Extracted data entries:
╔══

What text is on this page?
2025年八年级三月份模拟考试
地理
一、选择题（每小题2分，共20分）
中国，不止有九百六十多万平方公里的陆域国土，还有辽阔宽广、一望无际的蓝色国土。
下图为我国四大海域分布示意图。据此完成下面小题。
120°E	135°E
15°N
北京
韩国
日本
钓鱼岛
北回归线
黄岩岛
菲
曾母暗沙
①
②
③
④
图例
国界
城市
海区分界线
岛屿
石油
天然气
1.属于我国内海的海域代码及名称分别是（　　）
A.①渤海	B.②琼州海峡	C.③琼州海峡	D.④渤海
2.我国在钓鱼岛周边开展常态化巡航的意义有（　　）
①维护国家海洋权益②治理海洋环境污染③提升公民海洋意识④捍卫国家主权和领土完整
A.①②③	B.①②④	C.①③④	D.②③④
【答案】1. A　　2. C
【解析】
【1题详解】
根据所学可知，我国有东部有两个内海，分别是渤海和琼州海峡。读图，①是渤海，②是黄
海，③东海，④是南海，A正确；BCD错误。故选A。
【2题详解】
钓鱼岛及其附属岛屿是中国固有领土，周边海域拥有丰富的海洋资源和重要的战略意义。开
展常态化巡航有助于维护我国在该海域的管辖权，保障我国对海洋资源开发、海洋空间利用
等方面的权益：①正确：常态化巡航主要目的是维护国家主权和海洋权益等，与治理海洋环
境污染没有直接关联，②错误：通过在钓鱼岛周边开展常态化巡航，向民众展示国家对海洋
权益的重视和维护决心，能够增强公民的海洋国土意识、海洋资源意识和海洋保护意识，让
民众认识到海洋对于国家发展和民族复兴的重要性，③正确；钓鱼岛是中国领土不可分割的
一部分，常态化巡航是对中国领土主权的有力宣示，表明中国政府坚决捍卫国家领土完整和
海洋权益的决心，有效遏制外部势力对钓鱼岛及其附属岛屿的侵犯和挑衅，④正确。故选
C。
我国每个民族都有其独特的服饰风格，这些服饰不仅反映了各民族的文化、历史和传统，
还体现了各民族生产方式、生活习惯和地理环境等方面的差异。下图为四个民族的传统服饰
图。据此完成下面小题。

╚══

GIVEN TASK: Scan the listing above and copy all lines containing the word "据此完成下面小题".

WRITTEN RESPONSE:
下图为我国四大海域分布示意图。据此完成下面小题。
图。据此完成下面小题。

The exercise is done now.